→ **Written request**
The entries are to be returned exactly, with images left out.
>> start Record list
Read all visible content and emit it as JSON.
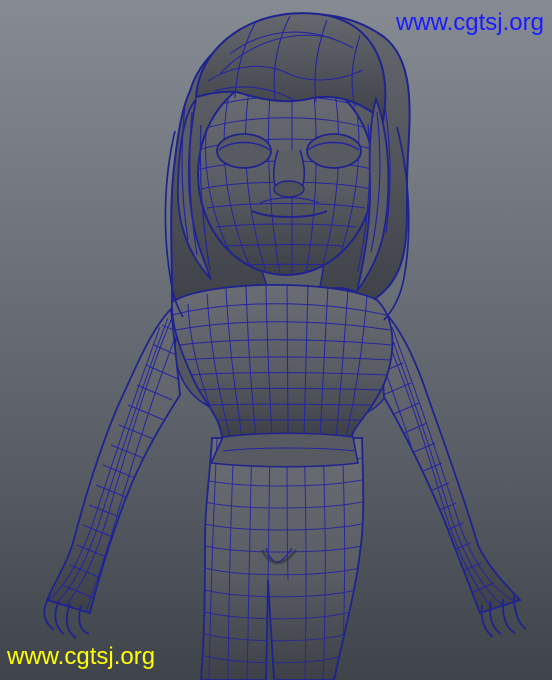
{
  "viewport": {
    "background_top": "#868b93",
    "background_bottom": "#3f434a",
    "model_fill": "#5e6067",
    "model_shadow": "#2f3238",
    "wire_color": "#2424a0"
  },
  "watermarks": {
    "top": {
      "text": "www.cgtsj.org",
      "color": "#1a1aff"
    },
    "bottom": {
      "text": "www.cgtsj.org",
      "color": "#ffff00"
    }
  },
  "model": {
    "subject": "cartoon girl character",
    "display_mode": "wireframe on shaded",
    "pose": "A-pose"
  }
}
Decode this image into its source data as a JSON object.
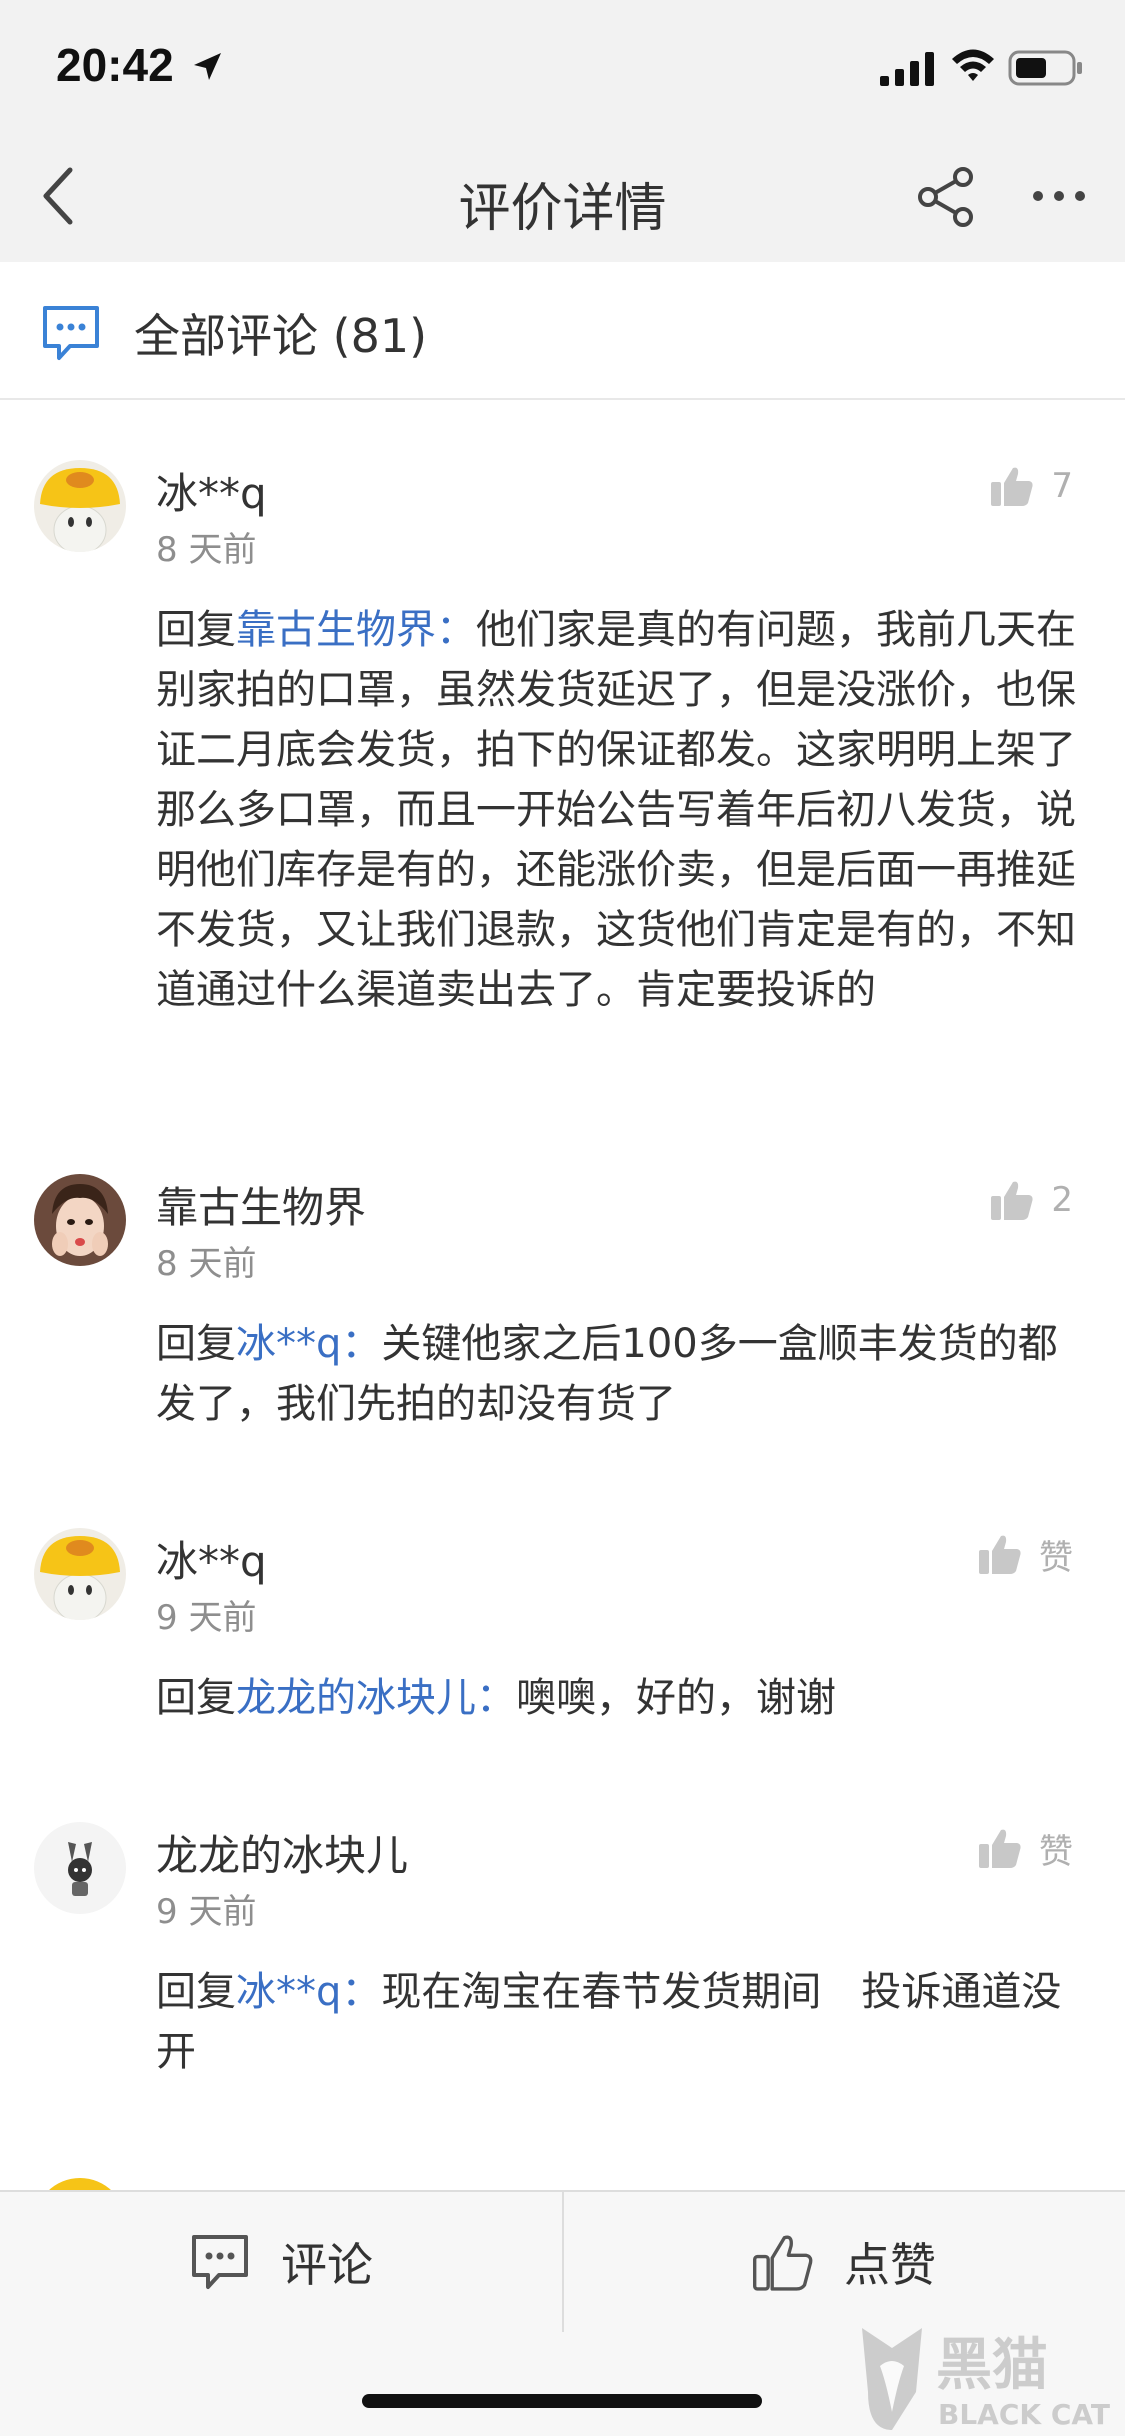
{
  "status_bar": {
    "time": "20:42"
  },
  "nav": {
    "title": "评价详情"
  },
  "section": {
    "title": "全部评论 (81)"
  },
  "comments": [
    {
      "name": "冰**q",
      "time": "8 天前",
      "likes": "7",
      "reply_prefix": "回复",
      "reply_target": "靠古生物界：",
      "text": "他们家是真的有问题，我前几天在别家拍的口罩，虽然发货延迟了，但是没涨价，也保证二月底会发货，拍下的保证都发。这家明明上架了那么多口罩，而且一开始公告写着年后初八发货，说明他们库存是有的，还能涨价卖，但是后面一再推延不发货，又让我们退款，这货他们肯定是有的，不知道通过什么渠道卖出去了。肯定要投诉的"
    },
    {
      "name": "靠古生物界",
      "time": "8 天前",
      "likes": "2",
      "reply_prefix": "回复",
      "reply_target": "冰**q：",
      "text": "关键他家之后100多一盒顺丰发货的都发了，我们先拍的却没有货了"
    },
    {
      "name": "冰**q",
      "time": "9 天前",
      "likes": "赞",
      "reply_prefix": "回复",
      "reply_target": "龙龙的冰块儿：",
      "text": "噢噢，好的，谢谢"
    },
    {
      "name": "龙龙的冰块儿",
      "time": "9 天前",
      "likes": "赞",
      "reply_prefix": "回复",
      "reply_target": "冰**q：",
      "text": "现在淘宝在春节发货期间　投诉通道没开"
    }
  ],
  "bottom_bar": {
    "comment_label": "评论",
    "like_label": "点赞"
  },
  "colors": {
    "link": "#3a6fc4",
    "accent_icon": "#3a82d6",
    "like_icon": "#c8c8c8"
  },
  "watermark": {
    "text_cn": "黑猫",
    "text_en": "BLACK CAT"
  }
}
>> end Record list
→ **Solution to this task**
Read all visible content and emit it as JSON.
{
  "viewport": {
    "background_top": "#868b93",
    "background_bottom": "#3f434a",
    "model_fill": "#5e6067",
    "model_shadow": "#2f3238",
    "wire_color": "#2424a0"
  },
  "watermarks": {
    "top": {
      "text": "www.cgtsj.org",
      "color": "#1a1aff"
    },
    "bottom": {
      "text": "www.cgtsj.org",
      "color": "#ffff00"
    }
  },
  "model": {
    "subject": "cartoon girl character",
    "display_mode": "wireframe on shaded",
    "pose": "A-pose"
  }
}
Decode this image into its source data as a JSON object.
{
  "status_bar": {
    "time": "20:42"
  },
  "nav": {
    "title": "评价详情"
  },
  "section": {
    "title": "全部评论 (81)"
  },
  "comments": [
    {
      "name": "冰**q",
      "time": "8 天前",
      "likes": "7",
      "reply_prefix": "回复",
      "reply_target": "靠古生物界：",
      "text": "他们家是真的有问题，我前几天在别家拍的口罩，虽然发货延迟了，但是没涨价，也保证二月底会发货，拍下的保证都发。这家明明上架了那么多口罩，而且一开始公告写着年后初八发货，说明他们库存是有的，还能涨价卖，但是后面一再推延不发货，又让我们退款，这货他们肯定是有的，不知道通过什么渠道卖出去了。肯定要投诉的"
    },
    {
      "name": "靠古生物界",
      "time": "8 天前",
      "likes": "2",
      "reply_prefix": "回复",
      "reply_target": "冰**q：",
      "text": "关键他家之后100多一盒顺丰发货的都发了，我们先拍的却没有货了"
    },
    {
      "name": "冰**q",
      "time": "9 天前",
      "likes": "赞",
      "reply_prefix": "回复",
      "reply_target": "龙龙的冰块儿：",
      "text": "噢噢，好的，谢谢"
    },
    {
      "name": "龙龙的冰块儿",
      "time": "9 天前",
      "likes": "赞",
      "reply_prefix": "回复",
      "reply_target": "冰**q：",
      "text": "现在淘宝在春节发货期间　投诉通道没开"
    }
  ],
  "bottom_bar": {
    "comment_label": "评论",
    "like_label": "点赞"
  },
  "colors": {
    "link": "#3a6fc4",
    "accent_icon": "#3a82d6",
    "like_icon": "#c8c8c8"
  },
  "watermark": {
    "text_cn": "黑猫",
    "text_en": "BLACK CAT"
  }
}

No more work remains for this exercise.